## Stated exercise
Reproduce each of the rows below word for word.

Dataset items
-------------------------
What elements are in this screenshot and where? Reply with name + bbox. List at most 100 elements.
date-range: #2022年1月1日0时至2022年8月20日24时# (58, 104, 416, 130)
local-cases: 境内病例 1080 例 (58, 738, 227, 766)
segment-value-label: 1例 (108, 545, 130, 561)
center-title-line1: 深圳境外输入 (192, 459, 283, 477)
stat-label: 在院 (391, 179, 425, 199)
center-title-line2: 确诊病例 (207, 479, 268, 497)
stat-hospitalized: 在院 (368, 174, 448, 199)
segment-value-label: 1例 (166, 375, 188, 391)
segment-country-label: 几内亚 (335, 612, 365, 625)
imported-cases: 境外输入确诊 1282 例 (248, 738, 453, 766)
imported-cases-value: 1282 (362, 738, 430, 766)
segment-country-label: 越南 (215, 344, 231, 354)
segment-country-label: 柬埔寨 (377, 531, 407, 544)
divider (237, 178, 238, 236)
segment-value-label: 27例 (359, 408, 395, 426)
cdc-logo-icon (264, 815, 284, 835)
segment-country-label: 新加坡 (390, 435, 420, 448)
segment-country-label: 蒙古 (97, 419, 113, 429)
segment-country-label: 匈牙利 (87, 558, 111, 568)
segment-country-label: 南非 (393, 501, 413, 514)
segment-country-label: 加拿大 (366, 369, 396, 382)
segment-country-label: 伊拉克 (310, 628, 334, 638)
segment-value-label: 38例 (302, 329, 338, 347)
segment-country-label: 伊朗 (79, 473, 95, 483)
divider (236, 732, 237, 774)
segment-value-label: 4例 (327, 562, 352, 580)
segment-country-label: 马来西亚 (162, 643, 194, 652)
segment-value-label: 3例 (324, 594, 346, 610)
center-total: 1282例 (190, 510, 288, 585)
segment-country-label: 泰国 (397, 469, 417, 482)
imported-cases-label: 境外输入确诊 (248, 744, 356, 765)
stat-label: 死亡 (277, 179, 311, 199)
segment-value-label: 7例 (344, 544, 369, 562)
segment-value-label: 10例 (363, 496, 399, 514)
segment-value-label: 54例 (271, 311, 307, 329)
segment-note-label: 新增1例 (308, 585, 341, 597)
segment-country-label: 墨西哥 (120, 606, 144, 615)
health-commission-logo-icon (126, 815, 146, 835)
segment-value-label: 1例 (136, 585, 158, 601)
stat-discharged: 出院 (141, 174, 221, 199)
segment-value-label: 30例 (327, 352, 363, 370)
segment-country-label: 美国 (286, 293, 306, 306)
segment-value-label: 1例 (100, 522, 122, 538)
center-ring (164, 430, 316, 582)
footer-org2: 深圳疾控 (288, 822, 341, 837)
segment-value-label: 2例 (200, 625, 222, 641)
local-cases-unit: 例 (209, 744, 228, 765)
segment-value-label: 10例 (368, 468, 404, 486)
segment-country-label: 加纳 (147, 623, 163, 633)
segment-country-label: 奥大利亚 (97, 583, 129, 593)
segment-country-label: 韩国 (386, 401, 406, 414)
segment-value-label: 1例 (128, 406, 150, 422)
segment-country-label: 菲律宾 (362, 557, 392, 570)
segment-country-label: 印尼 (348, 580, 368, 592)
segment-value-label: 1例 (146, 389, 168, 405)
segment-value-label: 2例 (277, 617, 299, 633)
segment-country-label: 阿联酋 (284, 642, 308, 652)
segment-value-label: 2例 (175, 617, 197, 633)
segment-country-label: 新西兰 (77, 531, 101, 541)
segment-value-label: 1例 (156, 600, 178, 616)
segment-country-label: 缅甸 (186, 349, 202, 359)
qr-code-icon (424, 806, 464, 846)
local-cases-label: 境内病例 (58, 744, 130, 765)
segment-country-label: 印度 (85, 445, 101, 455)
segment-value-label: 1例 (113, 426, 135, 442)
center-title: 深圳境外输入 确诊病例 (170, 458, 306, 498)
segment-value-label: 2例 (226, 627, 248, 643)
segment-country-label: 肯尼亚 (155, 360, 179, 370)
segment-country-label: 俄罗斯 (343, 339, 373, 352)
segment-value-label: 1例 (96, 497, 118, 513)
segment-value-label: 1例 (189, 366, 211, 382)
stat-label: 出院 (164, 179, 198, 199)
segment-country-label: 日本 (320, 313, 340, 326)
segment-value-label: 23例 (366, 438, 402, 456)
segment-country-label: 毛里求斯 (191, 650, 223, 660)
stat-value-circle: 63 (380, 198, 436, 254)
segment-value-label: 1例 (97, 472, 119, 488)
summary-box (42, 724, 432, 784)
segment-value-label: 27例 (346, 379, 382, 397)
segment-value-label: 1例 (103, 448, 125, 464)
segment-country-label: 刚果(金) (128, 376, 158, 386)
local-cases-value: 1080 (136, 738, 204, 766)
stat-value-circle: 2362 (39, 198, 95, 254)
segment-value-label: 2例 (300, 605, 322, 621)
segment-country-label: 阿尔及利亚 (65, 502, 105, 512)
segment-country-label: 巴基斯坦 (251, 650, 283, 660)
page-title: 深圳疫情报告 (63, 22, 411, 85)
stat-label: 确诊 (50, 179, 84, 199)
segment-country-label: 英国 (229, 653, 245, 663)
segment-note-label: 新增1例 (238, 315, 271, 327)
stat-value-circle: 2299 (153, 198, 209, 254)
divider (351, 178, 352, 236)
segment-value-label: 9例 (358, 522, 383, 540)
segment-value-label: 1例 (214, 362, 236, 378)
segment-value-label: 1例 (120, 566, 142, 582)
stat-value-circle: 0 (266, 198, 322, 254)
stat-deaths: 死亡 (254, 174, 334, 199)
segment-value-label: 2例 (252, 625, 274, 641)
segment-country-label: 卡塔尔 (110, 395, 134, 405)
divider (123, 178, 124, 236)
-------------------------
## Answer to the task
What elements are in this screenshot and where? Reply with name + bbox. List at most 100 elements.
date-range: #2022年1月1日0时至2022年8月20日24时# (58, 104, 416, 130)
local-cases: 境内病例 1080 例 (58, 738, 227, 766)
segment-value-label: 1例 (108, 545, 130, 561)
center-title-line1: 深圳境外输入 (192, 459, 283, 477)
stat-label: 在院 (391, 179, 425, 199)
center-title-line2: 确诊病例 (207, 479, 268, 497)
stat-hospitalized: 在院 (368, 174, 448, 199)
segment-value-label: 1例 (166, 375, 188, 391)
segment-country-label: 几内亚 (335, 612, 365, 625)
imported-cases: 境外输入确诊 1282 例 (248, 738, 453, 766)
imported-cases-value: 1282 (362, 738, 430, 766)
segment-country-label: 越南 (215, 344, 231, 354)
segment-country-label: 柬埔寨 (377, 531, 407, 544)
divider (237, 178, 238, 236)
segment-value-label: 27例 (359, 408, 395, 426)
cdc-logo-icon (264, 815, 284, 835)
segment-country-label: 新加坡 (390, 435, 420, 448)
segment-country-label: 蒙古 (97, 419, 113, 429)
segment-country-label: 匈牙利 (87, 558, 111, 568)
segment-country-label: 南非 (393, 501, 413, 514)
segment-country-label: 加拿大 (366, 369, 396, 382)
segment-country-label: 伊拉克 (310, 628, 334, 638)
segment-value-label: 38例 (302, 329, 338, 347)
segment-country-label: 伊朗 (79, 473, 95, 483)
divider (236, 732, 237, 774)
segment-value-label: 4例 (327, 562, 352, 580)
segment-country-label: 马来西亚 (162, 643, 194, 652)
segment-value-label: 3例 (324, 594, 346, 610)
center-total: 1282例 (190, 510, 288, 585)
segment-country-label: 泰国 (397, 469, 417, 482)
imported-cases-label: 境外输入确诊 (248, 744, 356, 765)
stat-label: 死亡 (277, 179, 311, 199)
segment-value-label: 7例 (344, 544, 369, 562)
segment-value-label: 10例 (363, 496, 399, 514)
segment-value-label: 54例 (271, 311, 307, 329)
segment-note-label: 新增1例 (308, 585, 341, 597)
segment-country-label: 墨西哥 (120, 606, 144, 615)
health-commission-logo-icon (126, 815, 146, 835)
segment-value-label: 1例 (136, 585, 158, 601)
stat-discharged: 出院 (141, 174, 221, 199)
segment-value-label: 30例 (327, 352, 363, 370)
segment-country-label: 美国 (286, 293, 306, 306)
segment-value-label: 1例 (100, 522, 122, 538)
center-ring (164, 430, 316, 582)
footer-org2: 深圳疾控 (288, 822, 341, 837)
segment-value-label: 2例 (200, 625, 222, 641)
local-cases-unit: 例 (209, 744, 228, 765)
segment-value-label: 10例 (368, 468, 404, 486)
segment-country-label: 加纳 (147, 623, 163, 633)
segment-country-label: 奥大利亚 (97, 583, 129, 593)
segment-country-label: 韩国 (386, 401, 406, 414)
segment-value-label: 1例 (128, 406, 150, 422)
segment-country-label: 菲律宾 (362, 557, 392, 570)
segment-country-label: 印尼 (348, 580, 368, 592)
segment-value-label: 1例 (146, 389, 168, 405)
segment-value-label: 2例 (277, 617, 299, 633)
segment-country-label: 阿联酋 (284, 642, 308, 652)
segment-value-label: 2例 (175, 617, 197, 633)
segment-country-label: 新西兰 (77, 531, 101, 541)
segment-value-label: 1例 (156, 600, 178, 616)
segment-country-label: 缅甸 (186, 349, 202, 359)
qr-code-icon (424, 806, 464, 846)
local-cases-label: 境内病例 (58, 744, 130, 765)
segment-country-label: 印度 (85, 445, 101, 455)
segment-value-label: 1例 (113, 426, 135, 442)
center-title: 深圳境外输入 确诊病例 (170, 458, 306, 498)
segment-value-label: 2例 (226, 627, 248, 643)
segment-country-label: 肯尼亚 (155, 360, 179, 370)
segment-country-label: 俄罗斯 (343, 339, 373, 352)
segment-value-label: 1例 (96, 497, 118, 513)
segment-value-label: 1例 (189, 366, 211, 382)
stat-label: 出院 (164, 179, 198, 199)
segment-country-label: 日本 (320, 313, 340, 326)
segment-value-label: 23例 (366, 438, 402, 456)
segment-country-label: 毛里求斯 (191, 650, 223, 660)
stat-value-circle: 63 (380, 198, 436, 254)
segment-value-label: 1例 (97, 472, 119, 488)
summary-box (42, 724, 432, 784)
segment-value-label: 27例 (346, 379, 382, 397)
segment-value-label: 1例 (103, 448, 125, 464)
segment-country-label: 刚果(金) (128, 376, 158, 386)
local-cases-value: 1080 (136, 738, 204, 766)
stat-value-circle: 2362 (39, 198, 95, 254)
segment-value-label: 2例 (300, 605, 322, 621)
segment-country-label: 阿尔及利亚 (65, 502, 105, 512)
segment-country-label: 巴基斯坦 (251, 650, 283, 660)
page-title: 深圳疫情报告 (63, 22, 411, 85)
stat-label: 确诊 (50, 179, 84, 199)
segment-country-label: 英国 (229, 653, 245, 663)
segment-note-label: 新增1例 (238, 315, 271, 327)
stat-value-circle: 2299 (153, 198, 209, 254)
divider (351, 178, 352, 236)
segment-value-label: 9例 (358, 522, 383, 540)
segment-value-label: 1例 (214, 362, 236, 378)
segment-value-label: 1例 (120, 566, 142, 582)
stat-value-circle: 0 (266, 198, 322, 254)
stat-deaths: 死亡 (254, 174, 334, 199)
segment-value-label: 2例 (252, 625, 274, 641)
segment-country-label: 卡塔尔 (110, 395, 134, 405)
divider (123, 178, 124, 236)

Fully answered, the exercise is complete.